Dataset entries:
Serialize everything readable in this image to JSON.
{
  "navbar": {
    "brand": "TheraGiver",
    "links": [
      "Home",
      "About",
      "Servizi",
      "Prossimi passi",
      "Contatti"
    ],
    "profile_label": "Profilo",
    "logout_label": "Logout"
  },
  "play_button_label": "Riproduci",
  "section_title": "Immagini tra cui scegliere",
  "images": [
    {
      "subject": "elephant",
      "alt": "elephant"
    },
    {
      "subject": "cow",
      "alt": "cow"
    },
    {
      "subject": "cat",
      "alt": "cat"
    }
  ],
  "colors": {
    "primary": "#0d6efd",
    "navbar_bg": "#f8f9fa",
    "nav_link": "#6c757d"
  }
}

Task: Repeat every record, exactly as written.

Written answer:
Serialize everything readable in this image to JSON.
{
  "navbar": {
    "brand": "TheraGiver",
    "links": [
      "Home",
      "About",
      "Servizi",
      "Prossimi passi",
      "Contatti"
    ],
    "profile_label": "Profilo",
    "logout_label": "Logout"
  },
  "play_button_label": "Riproduci",
  "section_title": "Immagini tra cui scegliere",
  "images": [
    {
      "subject": "elephant",
      "alt": "elephant"
    },
    {
      "subject": "cow",
      "alt": "cow"
    },
    {
      "subject": "cat",
      "alt": "cat"
    }
  ],
  "colors": {
    "primary": "#0d6efd",
    "navbar_bg": "#f8f9fa",
    "nav_link": "#6c757d"
  }
}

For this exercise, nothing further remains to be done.